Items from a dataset
--
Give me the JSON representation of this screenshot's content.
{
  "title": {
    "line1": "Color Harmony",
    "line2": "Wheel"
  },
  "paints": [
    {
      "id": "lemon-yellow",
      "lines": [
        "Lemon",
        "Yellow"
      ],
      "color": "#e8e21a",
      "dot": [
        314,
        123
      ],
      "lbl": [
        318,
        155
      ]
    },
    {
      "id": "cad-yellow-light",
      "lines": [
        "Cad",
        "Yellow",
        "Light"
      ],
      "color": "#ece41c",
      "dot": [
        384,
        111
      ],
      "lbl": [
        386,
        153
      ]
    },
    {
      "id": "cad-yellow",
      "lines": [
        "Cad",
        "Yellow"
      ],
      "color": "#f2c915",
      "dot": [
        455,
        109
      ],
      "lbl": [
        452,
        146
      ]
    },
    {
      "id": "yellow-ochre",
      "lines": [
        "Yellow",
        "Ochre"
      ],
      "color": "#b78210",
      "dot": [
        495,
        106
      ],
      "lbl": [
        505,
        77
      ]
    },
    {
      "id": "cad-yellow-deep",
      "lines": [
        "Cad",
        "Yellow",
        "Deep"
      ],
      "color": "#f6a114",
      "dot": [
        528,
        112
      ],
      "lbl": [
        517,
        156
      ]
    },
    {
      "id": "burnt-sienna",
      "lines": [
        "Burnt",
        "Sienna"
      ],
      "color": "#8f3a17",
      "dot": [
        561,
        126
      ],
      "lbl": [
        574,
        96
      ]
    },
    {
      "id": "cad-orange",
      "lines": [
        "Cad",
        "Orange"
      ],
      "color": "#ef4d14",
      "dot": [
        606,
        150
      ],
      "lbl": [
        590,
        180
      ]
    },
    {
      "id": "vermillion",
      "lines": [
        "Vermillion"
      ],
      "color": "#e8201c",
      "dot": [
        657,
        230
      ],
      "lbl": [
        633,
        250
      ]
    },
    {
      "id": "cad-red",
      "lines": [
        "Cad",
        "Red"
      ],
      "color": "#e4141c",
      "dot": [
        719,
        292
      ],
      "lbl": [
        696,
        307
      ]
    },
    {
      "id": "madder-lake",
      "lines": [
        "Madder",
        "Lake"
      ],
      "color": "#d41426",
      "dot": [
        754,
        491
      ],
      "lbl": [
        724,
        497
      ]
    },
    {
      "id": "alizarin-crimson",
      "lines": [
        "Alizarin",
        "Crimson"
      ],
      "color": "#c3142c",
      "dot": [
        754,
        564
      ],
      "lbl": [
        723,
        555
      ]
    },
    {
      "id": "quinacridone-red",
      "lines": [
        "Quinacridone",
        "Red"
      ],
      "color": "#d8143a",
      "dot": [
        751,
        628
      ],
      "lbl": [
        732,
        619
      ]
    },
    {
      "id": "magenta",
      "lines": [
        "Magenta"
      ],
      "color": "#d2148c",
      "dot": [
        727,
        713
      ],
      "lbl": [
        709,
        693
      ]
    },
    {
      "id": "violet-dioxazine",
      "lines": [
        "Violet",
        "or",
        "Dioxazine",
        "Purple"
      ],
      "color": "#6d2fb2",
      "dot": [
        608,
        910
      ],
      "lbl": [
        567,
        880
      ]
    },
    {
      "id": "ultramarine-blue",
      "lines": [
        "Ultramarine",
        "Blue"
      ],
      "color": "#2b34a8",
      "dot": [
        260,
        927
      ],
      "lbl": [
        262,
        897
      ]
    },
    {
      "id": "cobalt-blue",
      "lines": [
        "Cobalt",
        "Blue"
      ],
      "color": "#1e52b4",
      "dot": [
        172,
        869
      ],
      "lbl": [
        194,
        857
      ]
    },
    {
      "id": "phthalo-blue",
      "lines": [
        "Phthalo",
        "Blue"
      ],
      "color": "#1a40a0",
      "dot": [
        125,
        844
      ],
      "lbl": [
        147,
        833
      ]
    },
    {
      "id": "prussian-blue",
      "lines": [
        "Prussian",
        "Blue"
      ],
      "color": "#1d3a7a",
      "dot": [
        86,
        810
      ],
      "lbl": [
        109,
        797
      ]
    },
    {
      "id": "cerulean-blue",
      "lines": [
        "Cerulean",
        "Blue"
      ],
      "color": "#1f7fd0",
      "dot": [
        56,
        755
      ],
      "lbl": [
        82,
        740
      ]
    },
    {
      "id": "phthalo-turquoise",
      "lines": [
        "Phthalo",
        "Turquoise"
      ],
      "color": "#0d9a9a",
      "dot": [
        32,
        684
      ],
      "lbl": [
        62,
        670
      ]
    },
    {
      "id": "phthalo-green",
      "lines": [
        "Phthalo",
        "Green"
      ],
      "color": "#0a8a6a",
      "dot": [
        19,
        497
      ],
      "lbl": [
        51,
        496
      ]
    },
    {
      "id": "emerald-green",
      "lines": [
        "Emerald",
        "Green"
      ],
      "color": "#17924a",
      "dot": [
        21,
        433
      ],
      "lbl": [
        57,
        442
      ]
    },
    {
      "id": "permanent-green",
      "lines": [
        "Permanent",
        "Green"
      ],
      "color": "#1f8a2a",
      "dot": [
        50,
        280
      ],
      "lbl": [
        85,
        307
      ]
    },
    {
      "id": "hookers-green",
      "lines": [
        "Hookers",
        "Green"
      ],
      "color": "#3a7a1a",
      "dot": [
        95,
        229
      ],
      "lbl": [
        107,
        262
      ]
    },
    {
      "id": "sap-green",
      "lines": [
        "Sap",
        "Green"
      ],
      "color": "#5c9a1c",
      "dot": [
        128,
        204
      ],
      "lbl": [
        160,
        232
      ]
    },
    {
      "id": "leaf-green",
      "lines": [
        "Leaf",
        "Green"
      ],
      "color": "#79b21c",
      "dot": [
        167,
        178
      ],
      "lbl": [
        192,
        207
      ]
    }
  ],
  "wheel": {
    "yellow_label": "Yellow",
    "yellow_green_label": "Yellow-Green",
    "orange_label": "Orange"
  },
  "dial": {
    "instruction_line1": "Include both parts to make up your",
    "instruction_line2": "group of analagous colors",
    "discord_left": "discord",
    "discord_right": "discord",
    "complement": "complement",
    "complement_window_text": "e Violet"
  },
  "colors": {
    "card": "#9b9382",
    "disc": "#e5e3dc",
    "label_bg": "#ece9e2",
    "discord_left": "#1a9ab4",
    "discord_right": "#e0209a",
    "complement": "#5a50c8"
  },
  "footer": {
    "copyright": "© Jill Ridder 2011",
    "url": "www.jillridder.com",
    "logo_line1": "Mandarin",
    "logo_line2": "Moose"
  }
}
--
Instructions for the task: Each entry above needs to be retyped exactly.

Answer for the task:
Give me the JSON representation of this screenshot's content.
{
  "title": {
    "line1": "Color Harmony",
    "line2": "Wheel"
  },
  "paints": [
    {
      "id": "lemon-yellow",
      "lines": [
        "Lemon",
        "Yellow"
      ],
      "color": "#e8e21a",
      "dot": [
        314,
        123
      ],
      "lbl": [
        318,
        155
      ]
    },
    {
      "id": "cad-yellow-light",
      "lines": [
        "Cad",
        "Yellow",
        "Light"
      ],
      "color": "#ece41c",
      "dot": [
        384,
        111
      ],
      "lbl": [
        386,
        153
      ]
    },
    {
      "id": "cad-yellow",
      "lines": [
        "Cad",
        "Yellow"
      ],
      "color": "#f2c915",
      "dot": [
        455,
        109
      ],
      "lbl": [
        452,
        146
      ]
    },
    {
      "id": "yellow-ochre",
      "lines": [
        "Yellow",
        "Ochre"
      ],
      "color": "#b78210",
      "dot": [
        495,
        106
      ],
      "lbl": [
        505,
        77
      ]
    },
    {
      "id": "cad-yellow-deep",
      "lines": [
        "Cad",
        "Yellow",
        "Deep"
      ],
      "color": "#f6a114",
      "dot": [
        528,
        112
      ],
      "lbl": [
        517,
        156
      ]
    },
    {
      "id": "burnt-sienna",
      "lines": [
        "Burnt",
        "Sienna"
      ],
      "color": "#8f3a17",
      "dot": [
        561,
        126
      ],
      "lbl": [
        574,
        96
      ]
    },
    {
      "id": "cad-orange",
      "lines": [
        "Cad",
        "Orange"
      ],
      "color": "#ef4d14",
      "dot": [
        606,
        150
      ],
      "lbl": [
        590,
        180
      ]
    },
    {
      "id": "vermillion",
      "lines": [
        "Vermillion"
      ],
      "color": "#e8201c",
      "dot": [
        657,
        230
      ],
      "lbl": [
        633,
        250
      ]
    },
    {
      "id": "cad-red",
      "lines": [
        "Cad",
        "Red"
      ],
      "color": "#e4141c",
      "dot": [
        719,
        292
      ],
      "lbl": [
        696,
        307
      ]
    },
    {
      "id": "madder-lake",
      "lines": [
        "Madder",
        "Lake"
      ],
      "color": "#d41426",
      "dot": [
        754,
        491
      ],
      "lbl": [
        724,
        497
      ]
    },
    {
      "id": "alizarin-crimson",
      "lines": [
        "Alizarin",
        "Crimson"
      ],
      "color": "#c3142c",
      "dot": [
        754,
        564
      ],
      "lbl": [
        723,
        555
      ]
    },
    {
      "id": "quinacridone-red",
      "lines": [
        "Quinacridone",
        "Red"
      ],
      "color": "#d8143a",
      "dot": [
        751,
        628
      ],
      "lbl": [
        732,
        619
      ]
    },
    {
      "id": "magenta",
      "lines": [
        "Magenta"
      ],
      "color": "#d2148c",
      "dot": [
        727,
        713
      ],
      "lbl": [
        709,
        693
      ]
    },
    {
      "id": "violet-dioxazine",
      "lines": [
        "Violet",
        "or",
        "Dioxazine",
        "Purple"
      ],
      "color": "#6d2fb2",
      "dot": [
        608,
        910
      ],
      "lbl": [
        567,
        880
      ]
    },
    {
      "id": "ultramarine-blue",
      "lines": [
        "Ultramarine",
        "Blue"
      ],
      "color": "#2b34a8",
      "dot": [
        260,
        927
      ],
      "lbl": [
        262,
        897
      ]
    },
    {
      "id": "cobalt-blue",
      "lines": [
        "Cobalt",
        "Blue"
      ],
      "color": "#1e52b4",
      "dot": [
        172,
        869
      ],
      "lbl": [
        194,
        857
      ]
    },
    {
      "id": "phthalo-blue",
      "lines": [
        "Phthalo",
        "Blue"
      ],
      "color": "#1a40a0",
      "dot": [
        125,
        844
      ],
      "lbl": [
        147,
        833
      ]
    },
    {
      "id": "prussian-blue",
      "lines": [
        "Prussian",
        "Blue"
      ],
      "color": "#1d3a7a",
      "dot": [
        86,
        810
      ],
      "lbl": [
        109,
        797
      ]
    },
    {
      "id": "cerulean-blue",
      "lines": [
        "Cerulean",
        "Blue"
      ],
      "color": "#1f7fd0",
      "dot": [
        56,
        755
      ],
      "lbl": [
        82,
        740
      ]
    },
    {
      "id": "phthalo-turquoise",
      "lines": [
        "Phthalo",
        "Turquoise"
      ],
      "color": "#0d9a9a",
      "dot": [
        32,
        684
      ],
      "lbl": [
        62,
        670
      ]
    },
    {
      "id": "phthalo-green",
      "lines": [
        "Phthalo",
        "Green"
      ],
      "color": "#0a8a6a",
      "dot": [
        19,
        497
      ],
      "lbl": [
        51,
        496
      ]
    },
    {
      "id": "emerald-green",
      "lines": [
        "Emerald",
        "Green"
      ],
      "color": "#17924a",
      "dot": [
        21,
        433
      ],
      "lbl": [
        57,
        442
      ]
    },
    {
      "id": "permanent-green",
      "lines": [
        "Permanent",
        "Green"
      ],
      "color": "#1f8a2a",
      "dot": [
        50,
        280
      ],
      "lbl": [
        85,
        307
      ]
    },
    {
      "id": "hookers-green",
      "lines": [
        "Hookers",
        "Green"
      ],
      "color": "#3a7a1a",
      "dot": [
        95,
        229
      ],
      "lbl": [
        107,
        262
      ]
    },
    {
      "id": "sap-green",
      "lines": [
        "Sap",
        "Green"
      ],
      "color": "#5c9a1c",
      "dot": [
        128,
        204
      ],
      "lbl": [
        160,
        232
      ]
    },
    {
      "id": "leaf-green",
      "lines": [
        "Leaf",
        "Green"
      ],
      "color": "#79b21c",
      "dot": [
        167,
        178
      ],
      "lbl": [
        192,
        207
      ]
    }
  ],
  "wheel": {
    "yellow_label": "Yellow",
    "yellow_green_label": "Yellow-Green",
    "orange_label": "Orange"
  },
  "dial": {
    "instruction_line1": "Include both parts to make up your",
    "instruction_line2": "group of analagous colors",
    "discord_left": "discord",
    "discord_right": "discord",
    "complement": "complement",
    "complement_window_text": "e Violet"
  },
  "colors": {
    "card": "#9b9382",
    "disc": "#e5e3dc",
    "label_bg": "#ece9e2",
    "discord_left": "#1a9ab4",
    "discord_right": "#e0209a",
    "complement": "#5a50c8"
  },
  "footer": {
    "copyright": "© Jill Ridder 2011",
    "url": "www.jillridder.com",
    "logo_line1": "Mandarin",
    "logo_line2": "Moose"
  }
}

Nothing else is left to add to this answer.